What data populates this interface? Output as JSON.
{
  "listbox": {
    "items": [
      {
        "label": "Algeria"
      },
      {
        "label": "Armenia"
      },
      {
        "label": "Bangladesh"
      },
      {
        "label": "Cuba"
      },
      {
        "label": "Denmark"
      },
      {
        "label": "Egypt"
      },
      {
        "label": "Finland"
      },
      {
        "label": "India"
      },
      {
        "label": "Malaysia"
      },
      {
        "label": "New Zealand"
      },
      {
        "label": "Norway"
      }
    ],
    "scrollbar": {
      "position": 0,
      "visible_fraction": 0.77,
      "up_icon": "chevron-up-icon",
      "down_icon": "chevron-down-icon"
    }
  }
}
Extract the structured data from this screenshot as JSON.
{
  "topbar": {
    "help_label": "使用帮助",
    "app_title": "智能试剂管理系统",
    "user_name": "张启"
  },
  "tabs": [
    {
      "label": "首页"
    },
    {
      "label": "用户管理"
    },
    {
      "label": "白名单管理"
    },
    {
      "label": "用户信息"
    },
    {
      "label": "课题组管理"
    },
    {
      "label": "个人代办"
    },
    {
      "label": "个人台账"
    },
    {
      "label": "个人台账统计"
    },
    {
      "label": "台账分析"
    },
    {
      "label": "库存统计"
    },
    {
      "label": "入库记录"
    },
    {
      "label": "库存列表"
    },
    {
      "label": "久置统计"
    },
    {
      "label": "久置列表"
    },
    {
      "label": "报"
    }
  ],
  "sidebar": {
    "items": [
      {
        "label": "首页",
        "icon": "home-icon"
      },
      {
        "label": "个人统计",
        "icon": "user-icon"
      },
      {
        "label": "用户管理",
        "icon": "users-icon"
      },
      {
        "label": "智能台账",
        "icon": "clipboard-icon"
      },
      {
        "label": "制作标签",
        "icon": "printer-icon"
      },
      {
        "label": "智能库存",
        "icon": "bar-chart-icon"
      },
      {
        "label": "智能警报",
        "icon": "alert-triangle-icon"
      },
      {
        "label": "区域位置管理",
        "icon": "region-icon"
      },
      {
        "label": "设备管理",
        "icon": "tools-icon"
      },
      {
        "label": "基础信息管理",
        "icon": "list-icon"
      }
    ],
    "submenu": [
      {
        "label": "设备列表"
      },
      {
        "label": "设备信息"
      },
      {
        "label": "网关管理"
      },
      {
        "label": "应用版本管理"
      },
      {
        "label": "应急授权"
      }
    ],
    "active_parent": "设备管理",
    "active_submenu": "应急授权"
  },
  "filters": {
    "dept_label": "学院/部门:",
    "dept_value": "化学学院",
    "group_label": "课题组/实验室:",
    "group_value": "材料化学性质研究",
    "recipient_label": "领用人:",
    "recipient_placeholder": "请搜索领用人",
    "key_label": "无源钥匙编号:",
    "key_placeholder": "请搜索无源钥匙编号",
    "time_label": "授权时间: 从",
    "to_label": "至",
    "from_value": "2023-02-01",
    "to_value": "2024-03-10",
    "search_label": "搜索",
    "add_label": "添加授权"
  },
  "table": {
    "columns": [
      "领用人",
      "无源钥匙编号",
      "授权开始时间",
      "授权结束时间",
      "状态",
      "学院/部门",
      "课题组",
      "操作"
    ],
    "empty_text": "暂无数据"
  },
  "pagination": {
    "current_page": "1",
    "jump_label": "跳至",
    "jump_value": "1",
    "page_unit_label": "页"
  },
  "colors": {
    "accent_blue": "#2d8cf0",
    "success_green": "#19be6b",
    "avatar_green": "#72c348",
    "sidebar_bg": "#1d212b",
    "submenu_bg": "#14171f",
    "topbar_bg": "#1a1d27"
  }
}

**To be done**
Could you transcribe the records in full, exactly?

**Full response**
What data populates this interface? Output as JSON.
{
  "listbox": {
    "items": [
      {
        "label": "Algeria"
      },
      {
        "label": "Armenia"
      },
      {
        "label": "Bangladesh"
      },
      {
        "label": "Cuba"
      },
      {
        "label": "Denmark"
      },
      {
        "label": "Egypt"
      },
      {
        "label": "Finland"
      },
      {
        "label": "India"
      },
      {
        "label": "Malaysia"
      },
      {
        "label": "New Zealand"
      },
      {
        "label": "Norway"
      }
    ],
    "scrollbar": {
      "position": 0,
      "visible_fraction": 0.77,
      "up_icon": "chevron-up-icon",
      "down_icon": "chevron-down-icon"
    }
  }
}
Extract the structured data from this screenshot as JSON.
{
  "topbar": {
    "help_label": "使用帮助",
    "app_title": "智能试剂管理系统",
    "user_name": "张启"
  },
  "tabs": [
    {
      "label": "首页"
    },
    {
      "label": "用户管理"
    },
    {
      "label": "白名单管理"
    },
    {
      "label": "用户信息"
    },
    {
      "label": "课题组管理"
    },
    {
      "label": "个人代办"
    },
    {
      "label": "个人台账"
    },
    {
      "label": "个人台账统计"
    },
    {
      "label": "台账分析"
    },
    {
      "label": "库存统计"
    },
    {
      "label": "入库记录"
    },
    {
      "label": "库存列表"
    },
    {
      "label": "久置统计"
    },
    {
      "label": "久置列表"
    },
    {
      "label": "报"
    }
  ],
  "sidebar": {
    "items": [
      {
        "label": "首页",
        "icon": "home-icon"
      },
      {
        "label": "个人统计",
        "icon": "user-icon"
      },
      {
        "label": "用户管理",
        "icon": "users-icon"
      },
      {
        "label": "智能台账",
        "icon": "clipboard-icon"
      },
      {
        "label": "制作标签",
        "icon": "printer-icon"
      },
      {
        "label": "智能库存",
        "icon": "bar-chart-icon"
      },
      {
        "label": "智能警报",
        "icon": "alert-triangle-icon"
      },
      {
        "label": "区域位置管理",
        "icon": "region-icon"
      },
      {
        "label": "设备管理",
        "icon": "tools-icon"
      },
      {
        "label": "基础信息管理",
        "icon": "list-icon"
      }
    ],
    "submenu": [
      {
        "label": "设备列表"
      },
      {
        "label": "设备信息"
      },
      {
        "label": "网关管理"
      },
      {
        "label": "应用版本管理"
      },
      {
        "label": "应急授权"
      }
    ],
    "active_parent": "设备管理",
    "active_submenu": "应急授权"
  },
  "filters": {
    "dept_label": "学院/部门:",
    "dept_value": "化学学院",
    "group_label": "课题组/实验室:",
    "group_value": "材料化学性质研究",
    "recipient_label": "领用人:",
    "recipient_placeholder": "请搜索领用人",
    "key_label": "无源钥匙编号:",
    "key_placeholder": "请搜索无源钥匙编号",
    "time_label": "授权时间: 从",
    "to_label": "至",
    "from_value": "2023-02-01",
    "to_value": "2024-03-10",
    "search_label": "搜索",
    "add_label": "添加授权"
  },
  "table": {
    "columns": [
      "领用人",
      "无源钥匙编号",
      "授权开始时间",
      "授权结束时间",
      "状态",
      "学院/部门",
      "课题组",
      "操作"
    ],
    "empty_text": "暂无数据"
  },
  "pagination": {
    "current_page": "1",
    "jump_label": "跳至",
    "jump_value": "1",
    "page_unit_label": "页"
  },
  "colors": {
    "accent_blue": "#2d8cf0",
    "success_green": "#19be6b",
    "avatar_green": "#72c348",
    "sidebar_bg": "#1d212b",
    "submenu_bg": "#14171f",
    "topbar_bg": "#1a1d27"
  }
}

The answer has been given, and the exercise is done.